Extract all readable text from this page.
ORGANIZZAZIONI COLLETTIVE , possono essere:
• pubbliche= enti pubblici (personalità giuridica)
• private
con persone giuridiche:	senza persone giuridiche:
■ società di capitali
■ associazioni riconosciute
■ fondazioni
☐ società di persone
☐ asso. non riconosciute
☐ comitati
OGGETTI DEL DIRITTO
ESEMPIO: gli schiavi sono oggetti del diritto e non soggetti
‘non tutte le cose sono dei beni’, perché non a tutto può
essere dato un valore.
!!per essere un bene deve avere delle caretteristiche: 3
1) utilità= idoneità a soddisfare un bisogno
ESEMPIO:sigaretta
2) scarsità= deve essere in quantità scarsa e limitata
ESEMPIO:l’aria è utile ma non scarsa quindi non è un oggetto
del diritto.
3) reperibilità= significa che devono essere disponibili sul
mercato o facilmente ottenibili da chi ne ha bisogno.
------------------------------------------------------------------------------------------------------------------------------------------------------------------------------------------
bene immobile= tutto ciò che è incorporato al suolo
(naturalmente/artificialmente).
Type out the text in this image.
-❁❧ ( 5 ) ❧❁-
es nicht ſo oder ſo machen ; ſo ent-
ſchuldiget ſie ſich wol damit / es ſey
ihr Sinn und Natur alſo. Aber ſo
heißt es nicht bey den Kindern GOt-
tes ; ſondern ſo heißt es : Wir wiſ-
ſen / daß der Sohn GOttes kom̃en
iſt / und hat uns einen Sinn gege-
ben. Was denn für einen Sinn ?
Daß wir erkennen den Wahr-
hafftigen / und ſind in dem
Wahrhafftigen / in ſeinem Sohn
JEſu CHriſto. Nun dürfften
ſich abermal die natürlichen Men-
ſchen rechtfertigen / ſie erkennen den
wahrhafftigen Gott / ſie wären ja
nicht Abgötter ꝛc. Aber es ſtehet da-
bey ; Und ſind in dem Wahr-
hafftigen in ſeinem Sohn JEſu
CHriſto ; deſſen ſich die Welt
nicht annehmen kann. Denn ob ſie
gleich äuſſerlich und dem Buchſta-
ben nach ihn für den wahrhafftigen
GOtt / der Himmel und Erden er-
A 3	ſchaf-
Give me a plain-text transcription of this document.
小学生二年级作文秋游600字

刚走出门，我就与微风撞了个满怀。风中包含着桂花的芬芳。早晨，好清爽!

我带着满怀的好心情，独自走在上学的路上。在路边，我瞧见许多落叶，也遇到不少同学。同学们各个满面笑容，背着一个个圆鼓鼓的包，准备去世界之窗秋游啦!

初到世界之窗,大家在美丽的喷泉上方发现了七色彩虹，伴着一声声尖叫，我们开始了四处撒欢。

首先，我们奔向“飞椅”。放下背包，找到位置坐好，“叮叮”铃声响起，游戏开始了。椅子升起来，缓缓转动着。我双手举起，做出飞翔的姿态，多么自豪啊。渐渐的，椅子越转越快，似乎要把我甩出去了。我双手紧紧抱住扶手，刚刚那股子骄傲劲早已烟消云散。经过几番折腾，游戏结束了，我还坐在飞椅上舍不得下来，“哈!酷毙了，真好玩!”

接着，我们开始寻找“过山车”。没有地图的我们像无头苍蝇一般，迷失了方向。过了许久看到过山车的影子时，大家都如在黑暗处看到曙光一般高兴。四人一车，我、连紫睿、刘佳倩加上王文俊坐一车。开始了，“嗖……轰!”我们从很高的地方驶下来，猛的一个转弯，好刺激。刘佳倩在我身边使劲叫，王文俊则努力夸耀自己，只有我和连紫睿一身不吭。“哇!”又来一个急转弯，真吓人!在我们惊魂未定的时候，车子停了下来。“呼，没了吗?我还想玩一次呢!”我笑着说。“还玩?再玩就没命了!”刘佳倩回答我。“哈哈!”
▬▬▬▬▬▬▬▬▬▬
• _Exercise_
Exactly and only the lines from the one containing "Give me a plain-text" through the end of the material are to be reproduced, both ends included.

• _Right answer_
Give me a plain-text transcription of this document.
小学生二年级作文秋游600字

刚走出门，我就与微风撞了个满怀。风中包含着桂花的芬芳。早晨，好清爽!

我带着满怀的好心情，独自走在上学的路上。在路边，我瞧见许多落叶，也遇到不少同学。同学们各个满面笑容，背着一个个圆鼓鼓的包，准备去世界之窗秋游啦!

初到世界之窗,大家在美丽的喷泉上方发现了七色彩虹，伴着一声声尖叫，我们开始了四处撒欢。

首先，我们奔向“飞椅”。放下背包，找到位置坐好，“叮叮”铃声响起，游戏开始了。椅子升起来，缓缓转动着。我双手举起，做出飞翔的姿态，多么自豪啊。渐渐的，椅子越转越快，似乎要把我甩出去了。我双手紧紧抱住扶手，刚刚那股子骄傲劲早已烟消云散。经过几番折腾，游戏结束了，我还坐在飞椅上舍不得下来，“哈!酷毙了，真好玩!”

接着，我们开始寻找“过山车”。没有地图的我们像无头苍蝇一般，迷失了方向。过了许久看到过山车的影子时，大家都如在黑暗处看到曙光一般高兴。四人一车，我、连紫睿、刘佳倩加上王文俊坐一车。开始了，“嗖……轰!”我们从很高的地方驶下来，猛的一个转弯，好刺激。刘佳倩在我身边使劲叫，王文俊则努力夸耀自己，只有我和连紫睿一身不吭。“哇!”又来一个急转弯，真吓人!在我们惊魂未定的时候，车子停了下来。“呼，没了吗?我还想玩一次呢!”我笑着说。“还玩?再玩就没命了!”刘佳倩回答我。“哈哈!”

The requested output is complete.